■ OBJECTIVE
Restate each line word for word. Leave out every picture.

■ RECORDS FOR THE EXERCISE
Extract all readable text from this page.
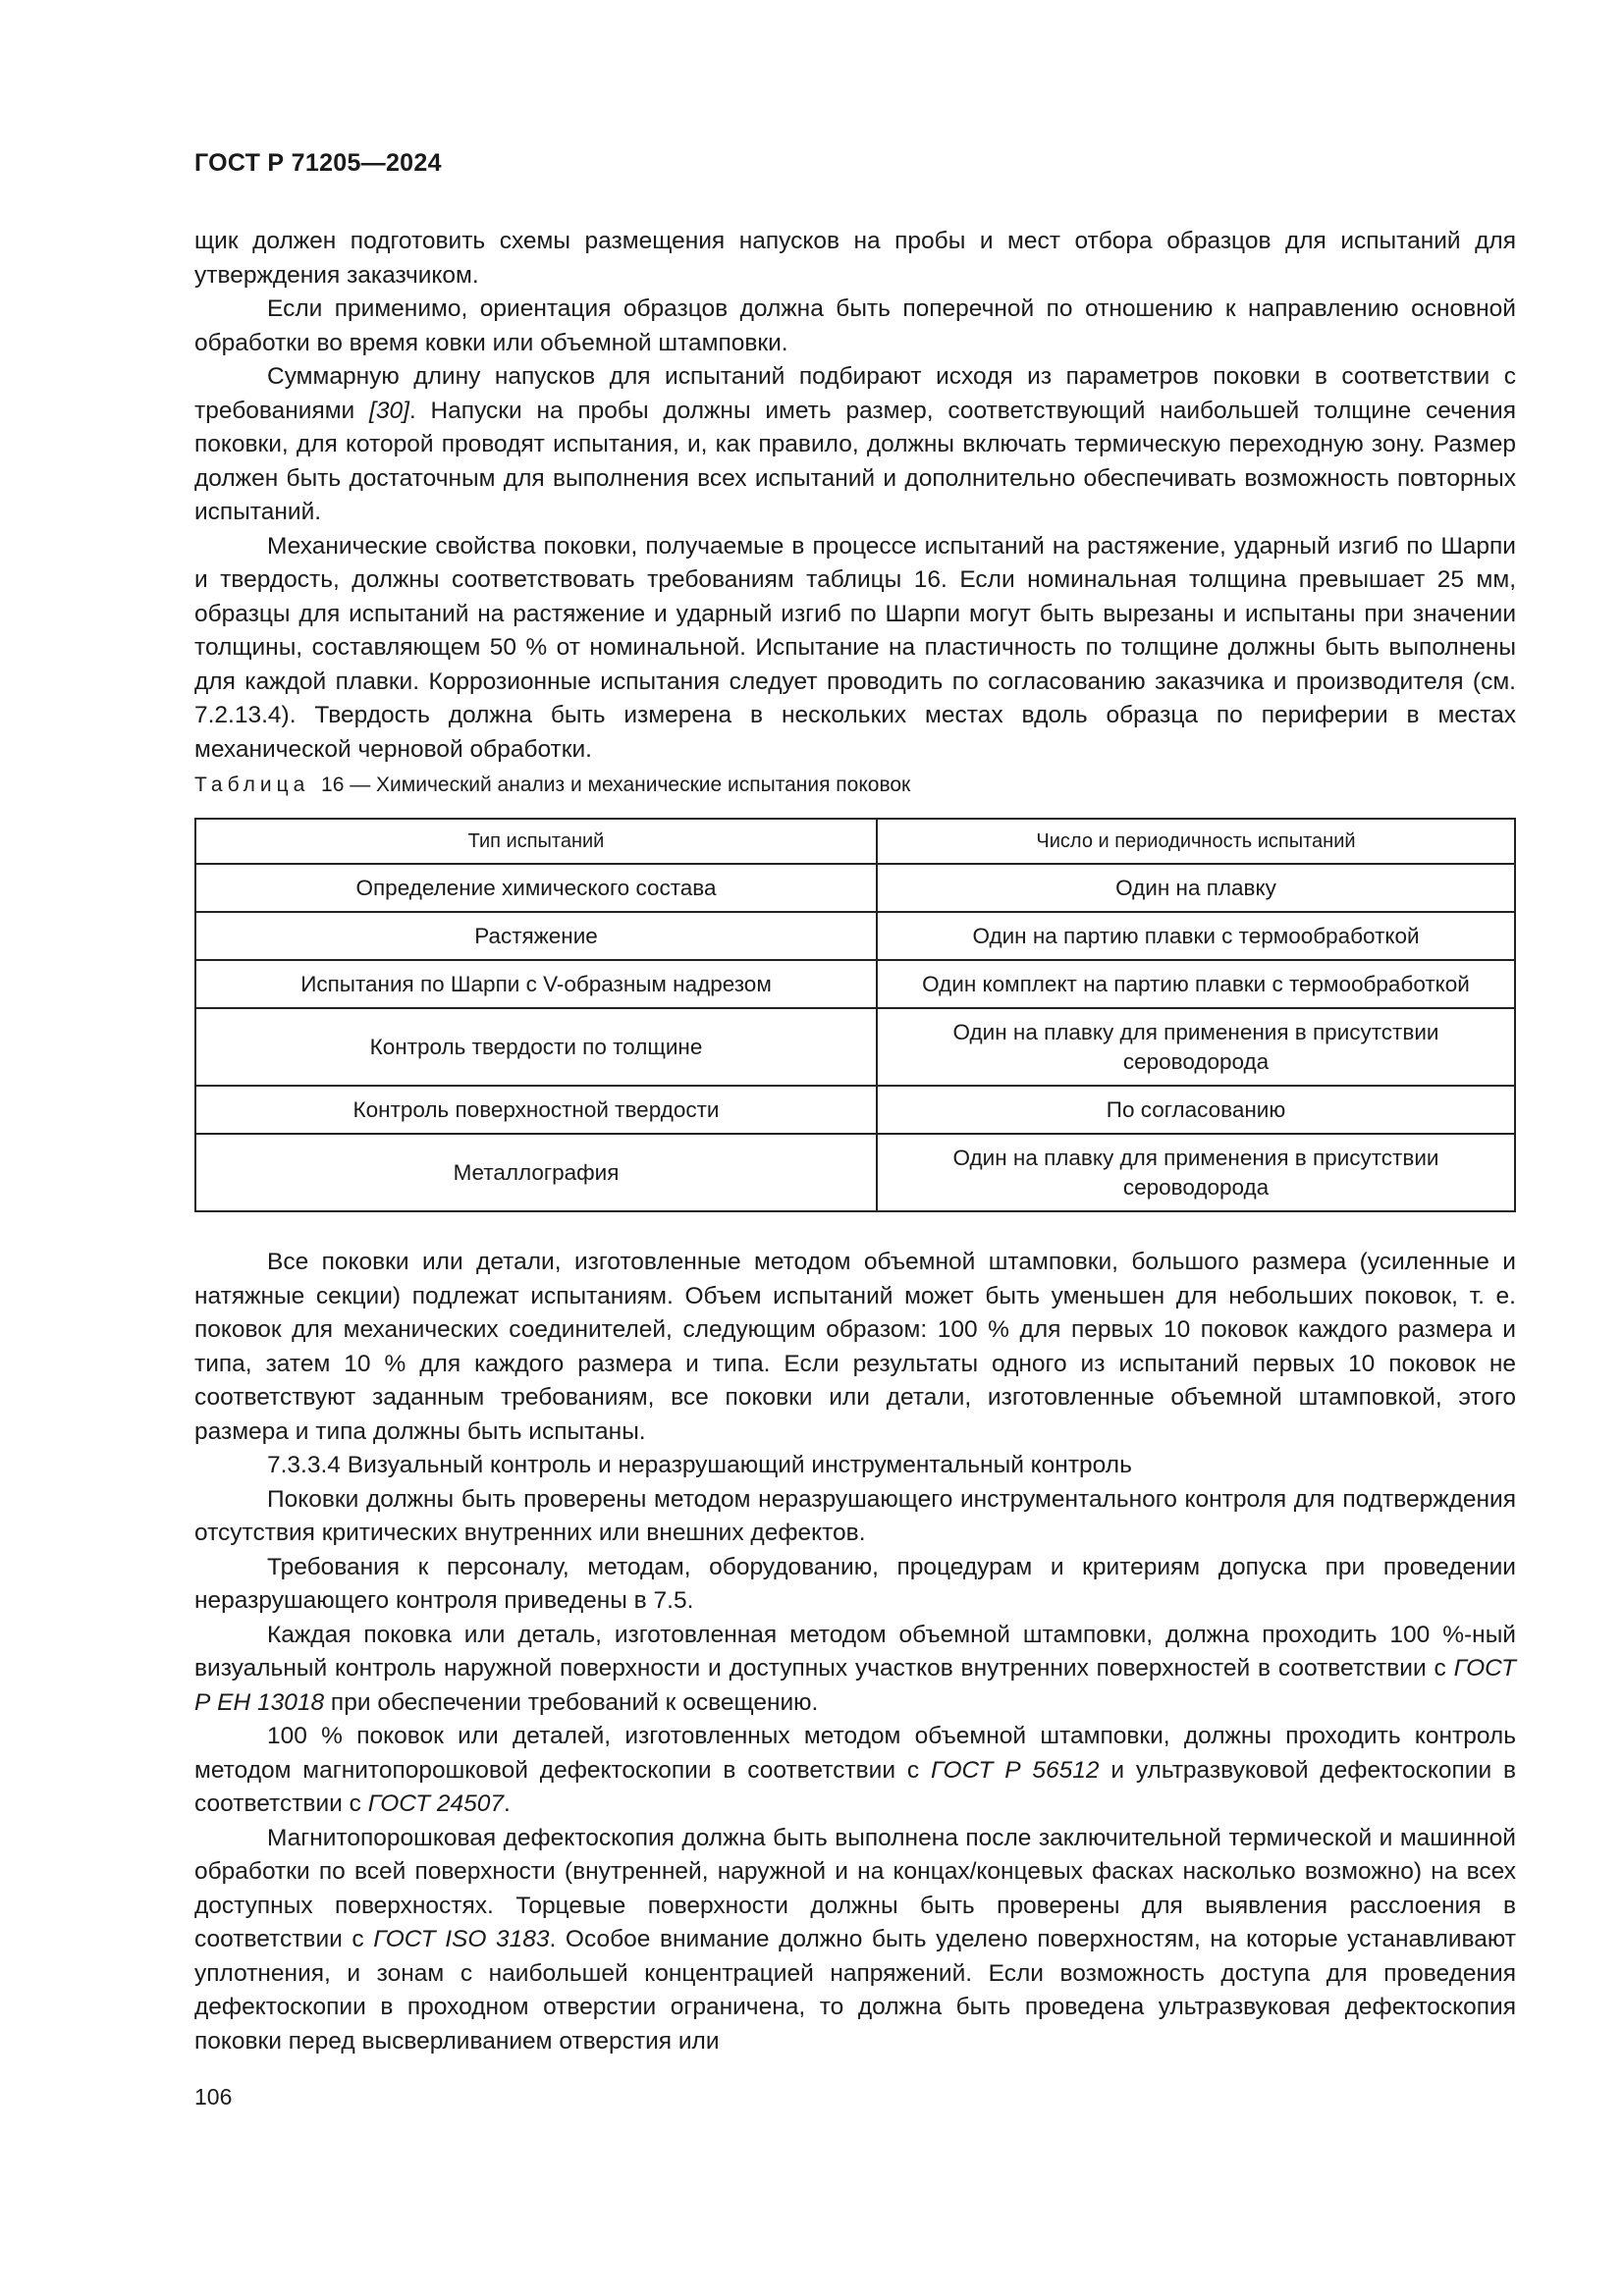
ГОСТ Р 71205—2024

щик должен подготовить схемы размещения напусков на пробы и мест отбора образцов для испытаний для утверждения заказчиком.

Если применимо, ориентация образцов должна быть поперечной по отношению к направлению основной обработки во время ковки или объемной штамповки.

Суммарную длину напусков для испытаний подбирают исходя из параметров поковки в соответствии с требованиями [30]. Напуски на пробы должны иметь размер, соответствующий наибольшей толщине сечения поковки, для которой проводят испытания, и, как правило, должны включать термическую переходную зону. Размер должен быть достаточным для выполнения всех испытаний и дополнительно обеспечивать возможность повторных испытаний.

Механические свойства поковки, получаемые в процессе испытаний на растяжение, ударный изгиб по Шарпи и твердость, должны соответствовать требованиям таблицы 16. Если номинальная толщина превышает 25 мм, образцы для испытаний на растяжение и ударный изгиб по Шарпи могут быть вырезаны и испытаны при значении толщины, составляющем 50 % от номинальной. Испытание на пластичность по толщине должны быть выполнены для каждой плавки. Коррозионные испытания следует проводить по согласованию заказчика и производителя (см. 7.2.13.4). Твердость должна быть измерена в нескольких местах вдоль образца по периферии в местах механической черновой обработки.

Таблица 16 — Химический анализ и механические испытания поковок
Тип испытаний	Число и периодичность испытаний
Определение химического состава	Один на плавку
Растяжение	Один на партию плавки с термообработкой
Испытания по Шарпи с V-образным надрезом	Один комплект на партию плавки с термообработкой
Контроль твердости по толщине	Один на плавку для применения в присутствии сероводорода
Контроль поверхностной твердости	По согласованию
Металлография	Один на плавку для применения в присутствии сероводорода

Все поковки или детали, изготовленные методом объемной штамповки, большого размера (усиленные и натяжные секции) подлежат испытаниям. Объем испытаний может быть уменьшен для небольших поковок, т. е. поковок для механических соединителей, следующим образом: 100 % для первых 10 поковок каждого размера и типа, затем 10 % для каждого размера и типа. Если результаты одного из испытаний первых 10 поковок не соответствуют заданным требованиям, все поковки или детали, изготовленные объемной штамповкой, этого размера и типа должны быть испытаны.

7.3.3.4 Визуальный контроль и неразрушающий инструментальный контроль

Поковки должны быть проверены методом неразрушающего инструментального контроля для подтверждения отсутствия критических внутренних или внешних дефектов.

Требования к персоналу, методам, оборудованию, процедурам и критериям допуска при проведении неразрушающего контроля приведены в 7.5.

Каждая поковка или деталь, изготовленная методом объемной штамповки, должна проходить 100 %-ный визуальный контроль наружной поверхности и доступных участков внутренних поверхностей в соответствии с ГОСТ Р ЕН 13018 при обеспечении требований к освещению.

100 % поковок или деталей, изготовленных методом объемной штамповки, должны проходить контроль методом магнитопорошковой дефектоскопии в соответствии с ГОСТ Р 56512 и ультразвуковой дефектоскопии в соответствии с ГОСТ 24507.

Магнитопорошковая дефектоскопия должна быть выполнена после заключительной термической и машинной обработки по всей поверхности (внутренней, наружной и на концах/концевых фасках насколько возможно) на всех доступных поверхностях. Торцевые поверхности должны быть проверены для выявления расслоения в соответствии с ГОСТ ISO 3183. Особое внимание должно быть уделено поверхностям, на которые устанавливают уплотнения, и зонам с наибольшей концентрацией напряжений. Если возможность доступа для проведения дефектоскопии в проходном отверстии ограничена, то должна быть проведена ультразвуковая дефектоскопия поковки перед высверливанием отверстия или

106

■ RESPONSE TO THE EXERCISE
Extract all readable text from this page.
ГОСТ Р 71205—2024

щик должен подготовить схемы размещения напусков на пробы и мест отбора образцов для испытаний для утверждения заказчиком.

Если применимо, ориентация образцов должна быть поперечной по отношению к направлению основной обработки во время ковки или объемной штамповки.

Суммарную длину напусков для испытаний подбирают исходя из параметров поковки в соответствии с требованиями [30]. Напуски на пробы должны иметь размер, соответствующий наибольшей толщине сечения поковки, для которой проводят испытания, и, как правило, должны включать термическую переходную зону. Размер должен быть достаточным для выполнения всех испытаний и дополнительно обеспечивать возможность повторных испытаний.

Механические свойства поковки, получаемые в процессе испытаний на растяжение, ударный изгиб по Шарпи и твердость, должны соответствовать требованиям таблицы 16. Если номинальная толщина превышает 25 мм, образцы для испытаний на растяжение и ударный изгиб по Шарпи могут быть вырезаны и испытаны при значении толщины, составляющем 50 % от номинальной. Испытание на пластичность по толщине должны быть выполнены для каждой плавки. Коррозионные испытания следует проводить по согласованию заказчика и производителя (см. 7.2.13.4). Твердость должна быть измерена в нескольких местах вдоль образца по периферии в местах механической черновой обработки.

Таблица 16 — Химический анализ и механические испытания поковок
Тип испытаний	Число и периодичность испытаний
Определение химического состава	Один на плавку
Растяжение	Один на партию плавки с термообработкой
Испытания по Шарпи с V-образным надрезом	Один комплект на партию плавки с термообработкой
Контроль твердости по толщине	Один на плавку для применения в присутствии сероводорода
Контроль поверхностной твердости	По согласованию
Металлография	Один на плавку для применения в присутствии сероводорода

Все поковки или детали, изготовленные методом объемной штамповки, большого размера (усиленные и натяжные секции) подлежат испытаниям. Объем испытаний может быть уменьшен для небольших поковок, т. е. поковок для механических соединителей, следующим образом: 100 % для первых 10 поковок каждого размера и типа, затем 10 % для каждого размера и типа. Если результаты одного из испытаний первых 10 поковок не соответствуют заданным требованиям, все поковки или детали, изготовленные объемной штамповкой, этого размера и типа должны быть испытаны.

7.3.3.4 Визуальный контроль и неразрушающий инструментальный контроль

Поковки должны быть проверены методом неразрушающего инструментального контроля для подтверждения отсутствия критических внутренних или внешних дефектов.

Требования к персоналу, методам, оборудованию, процедурам и критериям допуска при проведении неразрушающего контроля приведены в 7.5.

Каждая поковка или деталь, изготовленная методом объемной штамповки, должна проходить 100 %-ный визуальный контроль наружной поверхности и доступных участков внутренних поверхностей в соответствии с ГОСТ Р ЕН 13018 при обеспечении требований к освещению.

100 % поковок или деталей, изготовленных методом объемной штамповки, должны проходить контроль методом магнитопорошковой дефектоскопии в соответствии с ГОСТ Р 56512 и ультразвуковой дефектоскопии в соответствии с ГОСТ 24507.

Магнитопорошковая дефектоскопия должна быть выполнена после заключительной термической и машинной обработки по всей поверхности (внутренней, наружной и на концах/концевых фасках насколько возможно) на всех доступных поверхностях. Торцевые поверхности должны быть проверены для выявления расслоения в соответствии с ГОСТ ISO 3183. Особое внимание должно быть уделено поверхностям, на которые устанавливают уплотнения, и зонам с наибольшей концентрацией напряжений. Если возможность доступа для проведения дефектоскопии в проходном отверстии ограничена, то должна быть проведена ультразвуковая дефектоскопия поковки перед высверливанием отверстия или

106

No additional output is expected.